━━ Quoted text

The world is not really flat. Not yet, anyway. In his best-selling book about globalisation in the 21st century, Thomas Friedman suggested that it was. He argued that massive advances in telecommunications and ten converging trends had “flattened” the world and obliterated all impediments to international competition. In concept this may be true, but the reality is still that the world is a very local place. Indeed, 90% of the world’s phone calls, web traffic and investments are local. More importantly, possibly, most people in the world still have a “local mindset”.
But that is changing. Friedman may not have perfectly described the world as it is, but he definitely correctly identified the trajectory we’re embarked upon. The decade ahead will see increasing globalisation, and the continued rise of the multinational corporation. Many people at middle management level in large companies are finding that their jobs increasingly require them to interact with – and manage – culturally diverse teams, servicing culturally diverse customer bases. And even small companies increasingly have to do business with foreign suppliers, customers and business partners.
Leaders who want to be ahead of the game in the next decade need to take this trend seriously. As the 20-teens decade unfolds it will become increasingly clear that our ability to understand, interact with, do business with, motivate, engage, sell to and lead people from different cultures, countries and contexts will be a critical success factor in many organisations. This is true for businesses, but equally true for non-profit organisations, politicians and even parents. Globalisation is going to continue at pace in the next ten years, and that will require leadership skills that most managers and leaders (and parents) do not currently possess.
Books can (and have) been written about this, but the starting point for developing this new skillset is undoubtedly a mindset shift. Successful leaders of the next decade will almost certainly be those who exhibit a global mindset, and use that mindset to guide them in developing relationships, behaviours and skills that set them apart from leaders stuck in local paradigms.
Different strokes for different folks
Let me illustrate this in just two ways. Do you agree with the following statements? The best leaders:
- Are friends with their subordinates but make decisions on their own without reference to them
- Compete with their own direct reports and make sure they are better than others
- Speak honestly, but take into account others’ status
- Use indirect language and metaphors rather than get straight to the point
- Avoid taking risks.
Most American and Western European readers would probably disagree with most of these statements. Yet, this list represents a real set of responses from a survey of Chinese managers (part of the research program called the GLOBE project). It’s not the complete list of leadership characteristics in China – there are also parts of the Chinese ideal leadership profile that are similar to the Western profile. But it’s usually the differences that get leaders into trouble, and those listed above would be obviously barriers to successfully managing or leading a team with Chinese members.
The second example comes from South Africa, hosts of the 2010 FIFA Football World Cup. One of the enduring surprises for many sports fans around the world came at the end of the group phase of the competition. South Africa became the first ever host to be knocked out of the competition at that early stage, and international commentators were predicting that the energy and passion shown by local spectators and supporters would therefore dissipate dramatically. This would certainly have happened in most host nations. But not in South Africa. People woke up the morning after their team exited the competition and literally changed the flags that adorned their cars and buildings to show support for their “second team”. The hype and passion continued unabated. And no South African found that strange at all.

━━━━

Work instructions:
[a] Please summarize the passage on global leadership in two sentences.
[b] Answer these questions from the passage on global leadership, one per line:
(i) What share of the world's phone calls, web traffic and investments is local?
(ii) Which research program included the survey of Chinese managers?
(iii) What did South Africans change on their cars and buildings after their team exited the competition?
[c] List every statement about the best leaders that the passage on global leadership gives from the survey of Chinese managers.

━━ Extracted information

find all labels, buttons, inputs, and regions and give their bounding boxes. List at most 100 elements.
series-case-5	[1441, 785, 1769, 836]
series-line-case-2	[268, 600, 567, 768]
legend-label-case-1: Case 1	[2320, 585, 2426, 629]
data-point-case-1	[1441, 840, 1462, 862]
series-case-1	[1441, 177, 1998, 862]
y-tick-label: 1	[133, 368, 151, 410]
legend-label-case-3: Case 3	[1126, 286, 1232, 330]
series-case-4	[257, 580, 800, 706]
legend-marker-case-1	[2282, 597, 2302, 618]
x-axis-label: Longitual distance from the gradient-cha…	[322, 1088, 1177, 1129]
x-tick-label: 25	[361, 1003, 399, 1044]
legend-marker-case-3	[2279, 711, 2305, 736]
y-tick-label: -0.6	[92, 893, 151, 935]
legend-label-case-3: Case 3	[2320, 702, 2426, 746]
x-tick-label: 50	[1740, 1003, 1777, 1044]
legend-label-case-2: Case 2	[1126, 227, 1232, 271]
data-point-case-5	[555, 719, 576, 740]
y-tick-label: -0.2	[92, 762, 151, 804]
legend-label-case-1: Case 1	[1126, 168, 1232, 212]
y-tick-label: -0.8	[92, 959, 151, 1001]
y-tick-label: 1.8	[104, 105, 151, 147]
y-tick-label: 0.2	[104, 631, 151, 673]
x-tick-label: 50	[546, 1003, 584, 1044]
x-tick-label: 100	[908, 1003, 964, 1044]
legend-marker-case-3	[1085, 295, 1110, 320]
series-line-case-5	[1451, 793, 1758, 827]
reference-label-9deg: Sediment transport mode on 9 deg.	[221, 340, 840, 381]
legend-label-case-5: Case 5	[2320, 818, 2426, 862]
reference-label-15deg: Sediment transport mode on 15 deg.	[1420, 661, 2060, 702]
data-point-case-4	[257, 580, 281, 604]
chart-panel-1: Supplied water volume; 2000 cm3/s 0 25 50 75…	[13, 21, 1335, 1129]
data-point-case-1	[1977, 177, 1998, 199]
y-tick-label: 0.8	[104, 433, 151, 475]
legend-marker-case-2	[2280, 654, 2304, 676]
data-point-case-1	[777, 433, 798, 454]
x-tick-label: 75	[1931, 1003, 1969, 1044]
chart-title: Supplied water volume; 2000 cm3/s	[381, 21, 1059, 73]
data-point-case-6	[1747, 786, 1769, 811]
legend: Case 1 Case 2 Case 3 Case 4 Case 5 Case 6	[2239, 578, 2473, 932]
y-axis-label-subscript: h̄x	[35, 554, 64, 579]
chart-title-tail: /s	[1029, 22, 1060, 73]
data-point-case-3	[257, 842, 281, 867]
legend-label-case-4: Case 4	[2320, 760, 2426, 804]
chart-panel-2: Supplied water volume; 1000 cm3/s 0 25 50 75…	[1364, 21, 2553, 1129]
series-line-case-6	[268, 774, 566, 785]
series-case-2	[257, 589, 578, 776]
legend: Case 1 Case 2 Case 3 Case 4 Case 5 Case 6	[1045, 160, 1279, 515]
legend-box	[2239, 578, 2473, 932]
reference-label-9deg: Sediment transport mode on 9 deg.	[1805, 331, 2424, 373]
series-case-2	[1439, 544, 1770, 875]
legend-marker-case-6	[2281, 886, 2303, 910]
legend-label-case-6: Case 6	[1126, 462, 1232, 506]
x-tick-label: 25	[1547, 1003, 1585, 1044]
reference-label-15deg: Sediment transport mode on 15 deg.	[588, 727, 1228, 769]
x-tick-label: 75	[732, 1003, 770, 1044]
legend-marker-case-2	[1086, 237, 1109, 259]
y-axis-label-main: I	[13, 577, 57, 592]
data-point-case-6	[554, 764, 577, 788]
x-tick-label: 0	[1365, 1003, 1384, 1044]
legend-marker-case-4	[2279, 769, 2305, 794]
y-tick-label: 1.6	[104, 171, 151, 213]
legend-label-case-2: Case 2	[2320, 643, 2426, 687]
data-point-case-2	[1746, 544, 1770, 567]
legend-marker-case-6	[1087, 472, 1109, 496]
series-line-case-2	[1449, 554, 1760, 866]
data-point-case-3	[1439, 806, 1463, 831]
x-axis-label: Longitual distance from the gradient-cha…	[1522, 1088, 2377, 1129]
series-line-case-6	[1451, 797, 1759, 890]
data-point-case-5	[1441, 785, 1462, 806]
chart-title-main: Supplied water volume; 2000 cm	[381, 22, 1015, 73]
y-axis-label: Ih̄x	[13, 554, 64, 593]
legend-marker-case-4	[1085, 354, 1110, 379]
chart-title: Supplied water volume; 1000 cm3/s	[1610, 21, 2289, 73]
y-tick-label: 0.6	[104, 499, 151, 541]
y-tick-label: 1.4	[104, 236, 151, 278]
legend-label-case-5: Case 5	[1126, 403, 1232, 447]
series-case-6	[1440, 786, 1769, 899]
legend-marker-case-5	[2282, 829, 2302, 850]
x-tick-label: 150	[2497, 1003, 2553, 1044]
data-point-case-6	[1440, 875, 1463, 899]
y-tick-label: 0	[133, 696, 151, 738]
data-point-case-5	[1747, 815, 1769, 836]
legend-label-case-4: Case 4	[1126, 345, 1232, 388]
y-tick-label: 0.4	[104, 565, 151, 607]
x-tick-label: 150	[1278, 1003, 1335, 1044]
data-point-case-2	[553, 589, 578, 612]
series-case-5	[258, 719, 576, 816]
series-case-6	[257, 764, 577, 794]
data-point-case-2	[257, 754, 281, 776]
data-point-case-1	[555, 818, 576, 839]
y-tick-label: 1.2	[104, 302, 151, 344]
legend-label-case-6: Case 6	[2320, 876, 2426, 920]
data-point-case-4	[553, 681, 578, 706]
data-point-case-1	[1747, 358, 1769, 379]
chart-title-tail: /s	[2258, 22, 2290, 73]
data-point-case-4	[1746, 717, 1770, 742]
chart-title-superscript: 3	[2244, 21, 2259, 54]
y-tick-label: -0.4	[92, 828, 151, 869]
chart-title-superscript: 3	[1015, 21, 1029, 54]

━━━━

Solutions for each task:
[a] Although the world remains a very local place, globalisation will continue at pace in the coming decade, and leaders will need skills most do not yet have to lead people from different cultures. Developing those skills starts with a shift to a global mindset, illustrated by ideal leadership traits reported by Chinese managers and by South Africans' continued enthusiasm after their team left the 2010 World Cup.

[b]
(i) 90%
(ii) The GLOBE project
(iii) The flags, to show support for their "second team"

[c]
- Are friends with their subordinates but make decisions on their own without reference to them
- Compete with their own direct reports and make sure they are better than others
- Speak honestly, but take into account others' status
- Use indirect language and metaphors rather than get straight to the point
- Avoid taking risks